● THE TASK: Report, as a bare number, how many lines contain the string "loop".

□ □ □

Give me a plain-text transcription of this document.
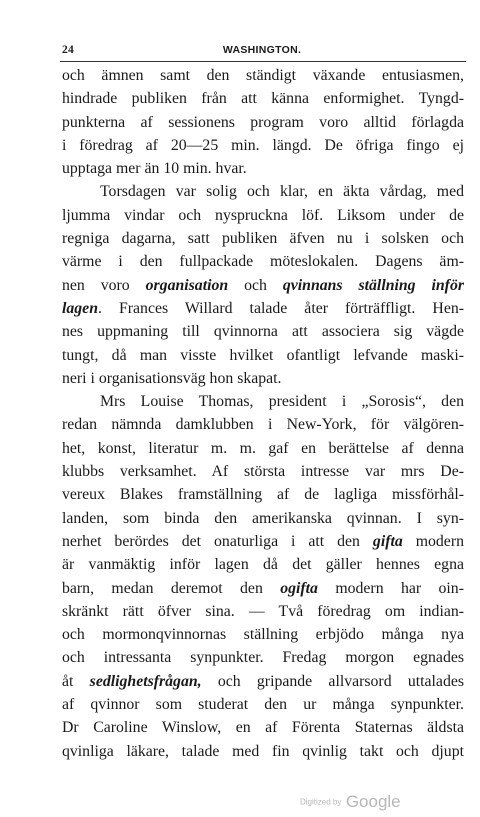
24	WASHINGTON.
och ämnen samt den ständigt växande entusiasmen,
hindrade publiken från att känna enformighet. Tyngd-
punkterna af sessionens program voro alltid förlagda
i föredrag af 20—25 min. längd. De öfriga fingo ej
upptaga mer än 10 min. hvar.
Torsdagen var solig och klar, en äkta vårdag, med
ljumma vindar och nyspruckna löf. Liksom under de
regniga dagarna, satt publiken äfven nu i solsken och
värme i den fullpackade möteslokalen. Dagens äm-
nen voro organisation och qvinnans ställning inför
lagen. Frances Willard talade åter förträffligt. Hen-
nes uppmaning till qvinnorna att associera sig vägde
tungt, då man visste hvilket ofantligt lefvande maski-
neri i organisationsväg hon skapat.
Mrs Louise Thomas, president i „Sorosis“, den
redan nämnda damklubben i New-York, för välgören-
het, konst, literatur m. m. gaf en berättelse af denna
klubbs verksamhet. Af största intresse var mrs De-
vereux Blakes framställning af de lagliga missförhål-
landen, som binda den amerikanska qvinnan. I syn-
nerhet berördes det onaturliga i att den gifta modern
är vanmäktig inför lagen då det gäller hennes egna
barn, medan deremot den ogifta modern har oin-
skränkt rätt öfver sina. — Två föredrag om indian-
och mormonqvinnornas ställning erbjödo många nya
och intressanta synpunkter. Fredag morgon egnades
åt sedlighetsfrågan, och gripande allvarsord uttalades
af qvinnor som studerat den ur många synpunkter.
Dr Caroline Winslow, en af Förenta Staternas äldsta
qvinliga läkare, talade med fin qvinlig takt och djupt
Digitized by Google
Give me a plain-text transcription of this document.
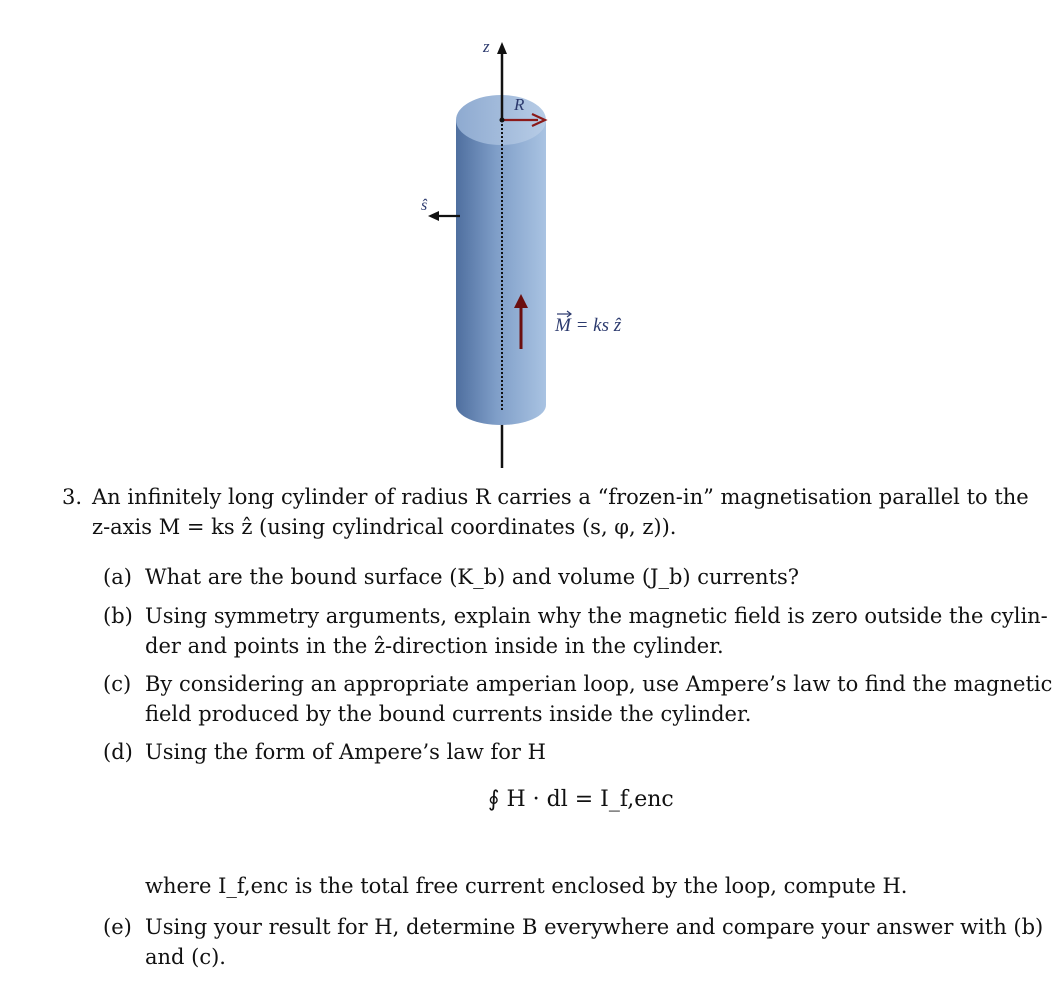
z
R
ŝ
M = ks ẑ
3. An infinitely long cylinder of radius R carries a “frozen-in” magnetisation parallel to the
z-axis M = ks ẑ (using cylindrical coordinates (s, φ, z)).
(a) What are the bound surface (K_b) and volume (J_b) currents?
(b) Using symmetry arguments, explain why the magnetic field is zero outside the cylin-
der and points in the ẑ-direction inside in the cylinder.
(c) By considering an appropriate amperian loop, use Ampere’s law to find the magnetic
field produced by the bound currents inside the cylinder.
(d) Using the form of Ampere’s law for H
∮ H · dl = I_f,enc
where I_f,enc is the total free current enclosed by the loop, compute H.
(e) Using your result for H, determine B everywhere and compare your answer with (b)
and (c).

□ □ □

● OUTPUT BELOW: 2